# BRIEF:
In the data starting at the first line and ending at the line containing "weekday-fri: 周五 [607,169,647,193]", swap "day-return-rate" for "daily-return" and leave everything else unchanged. Give back only those lines.

Element placement data:
————————
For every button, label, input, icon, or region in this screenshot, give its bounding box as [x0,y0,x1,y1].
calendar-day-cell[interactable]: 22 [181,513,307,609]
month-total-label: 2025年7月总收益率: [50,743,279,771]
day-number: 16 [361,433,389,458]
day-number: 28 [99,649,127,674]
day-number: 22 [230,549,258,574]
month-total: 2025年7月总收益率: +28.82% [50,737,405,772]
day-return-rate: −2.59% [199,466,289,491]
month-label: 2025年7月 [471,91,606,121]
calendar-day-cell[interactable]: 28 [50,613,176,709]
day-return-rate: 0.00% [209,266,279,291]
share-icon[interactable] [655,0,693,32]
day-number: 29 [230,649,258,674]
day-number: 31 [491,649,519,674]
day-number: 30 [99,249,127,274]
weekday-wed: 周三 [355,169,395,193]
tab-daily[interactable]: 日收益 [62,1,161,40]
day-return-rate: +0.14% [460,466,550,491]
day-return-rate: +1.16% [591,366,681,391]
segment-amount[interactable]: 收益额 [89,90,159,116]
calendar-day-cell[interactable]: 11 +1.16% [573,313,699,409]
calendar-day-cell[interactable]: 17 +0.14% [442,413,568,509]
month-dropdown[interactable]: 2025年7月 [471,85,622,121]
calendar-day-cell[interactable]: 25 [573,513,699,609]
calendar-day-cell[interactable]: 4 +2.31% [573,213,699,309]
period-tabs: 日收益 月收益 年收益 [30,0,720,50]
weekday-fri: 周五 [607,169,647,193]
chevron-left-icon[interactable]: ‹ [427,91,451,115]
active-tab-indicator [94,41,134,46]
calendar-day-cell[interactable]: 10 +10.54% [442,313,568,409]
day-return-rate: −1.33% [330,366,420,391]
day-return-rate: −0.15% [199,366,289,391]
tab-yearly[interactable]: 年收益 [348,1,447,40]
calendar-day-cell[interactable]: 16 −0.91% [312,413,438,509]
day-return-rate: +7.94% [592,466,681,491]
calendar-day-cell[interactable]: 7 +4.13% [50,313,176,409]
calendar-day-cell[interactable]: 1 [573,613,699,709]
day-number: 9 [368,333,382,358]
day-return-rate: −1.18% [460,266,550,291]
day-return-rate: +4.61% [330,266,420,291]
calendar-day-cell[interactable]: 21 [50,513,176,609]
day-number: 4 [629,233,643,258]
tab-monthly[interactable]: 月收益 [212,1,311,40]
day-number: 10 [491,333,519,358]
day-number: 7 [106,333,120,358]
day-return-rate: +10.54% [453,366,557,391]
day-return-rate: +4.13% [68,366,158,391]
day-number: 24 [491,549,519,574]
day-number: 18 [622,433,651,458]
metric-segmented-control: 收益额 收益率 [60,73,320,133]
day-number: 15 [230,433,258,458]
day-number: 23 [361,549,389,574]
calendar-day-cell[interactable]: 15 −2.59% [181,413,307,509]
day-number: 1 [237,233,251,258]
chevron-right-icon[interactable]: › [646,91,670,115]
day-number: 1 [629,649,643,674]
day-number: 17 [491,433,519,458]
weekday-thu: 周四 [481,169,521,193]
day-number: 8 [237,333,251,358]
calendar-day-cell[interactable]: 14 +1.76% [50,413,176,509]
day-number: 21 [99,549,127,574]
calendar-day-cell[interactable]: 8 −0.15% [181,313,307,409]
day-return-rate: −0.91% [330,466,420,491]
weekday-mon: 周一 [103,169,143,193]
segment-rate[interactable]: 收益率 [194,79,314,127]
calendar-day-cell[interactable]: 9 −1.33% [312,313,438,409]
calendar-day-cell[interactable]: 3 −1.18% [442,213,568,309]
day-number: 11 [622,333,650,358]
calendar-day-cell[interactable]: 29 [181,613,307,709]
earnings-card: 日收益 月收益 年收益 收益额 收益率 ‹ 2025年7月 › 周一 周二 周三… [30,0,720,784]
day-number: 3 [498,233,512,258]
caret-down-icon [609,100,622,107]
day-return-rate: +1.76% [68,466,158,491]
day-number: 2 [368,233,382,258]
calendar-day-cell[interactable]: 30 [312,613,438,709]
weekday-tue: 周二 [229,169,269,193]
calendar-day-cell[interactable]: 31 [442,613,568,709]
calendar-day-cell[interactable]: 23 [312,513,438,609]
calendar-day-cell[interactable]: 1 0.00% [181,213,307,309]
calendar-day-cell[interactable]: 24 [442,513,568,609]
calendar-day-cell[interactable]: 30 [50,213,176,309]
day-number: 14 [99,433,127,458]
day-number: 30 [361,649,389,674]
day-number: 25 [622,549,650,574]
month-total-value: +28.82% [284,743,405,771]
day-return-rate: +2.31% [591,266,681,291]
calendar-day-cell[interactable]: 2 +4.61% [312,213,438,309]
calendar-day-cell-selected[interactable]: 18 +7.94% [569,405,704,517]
————————
# FINISHED TASK:
For every button, label, input, icon, or region in this screenshot, give its bounding box as [x0,y0,x1,y1].
calendar-day-cell[interactable]: 22 [181,513,307,609]
month-total-label: 2025年7月总收益率: [50,743,279,771]
day-number: 16 [361,433,389,458]
day-number: 28 [99,649,127,674]
day-number: 22 [230,549,258,574]
month-total: 2025年7月总收益率: +28.82% [50,737,405,772]
daily-return: −2.59% [199,466,289,491]
month-label: 2025年7月 [471,91,606,121]
calendar-day-cell[interactable]: 28 [50,613,176,709]
daily-return: 0.00% [209,266,279,291]
share-icon[interactable] [655,0,693,32]
day-number: 29 [230,649,258,674]
day-number: 31 [491,649,519,674]
day-number: 30 [99,249,127,274]
weekday-wed: 周三 [355,169,395,193]
tab-daily[interactable]: 日收益 [62,1,161,40]
daily-return: +0.14% [460,466,550,491]
daily-return: +1.16% [591,366,681,391]
segment-amount[interactable]: 收益额 [89,90,159,116]
calendar-day-cell[interactable]: 11 +1.16% [573,313,699,409]
calendar-day-cell[interactable]: 17 +0.14% [442,413,568,509]
month-dropdown[interactable]: 2025年7月 [471,85,622,121]
calendar-day-cell[interactable]: 25 [573,513,699,609]
calendar-day-cell[interactable]: 4 +2.31% [573,213,699,309]
period-tabs: 日收益 月收益 年收益 [30,0,720,50]
weekday-fri: 周五 [607,169,647,193]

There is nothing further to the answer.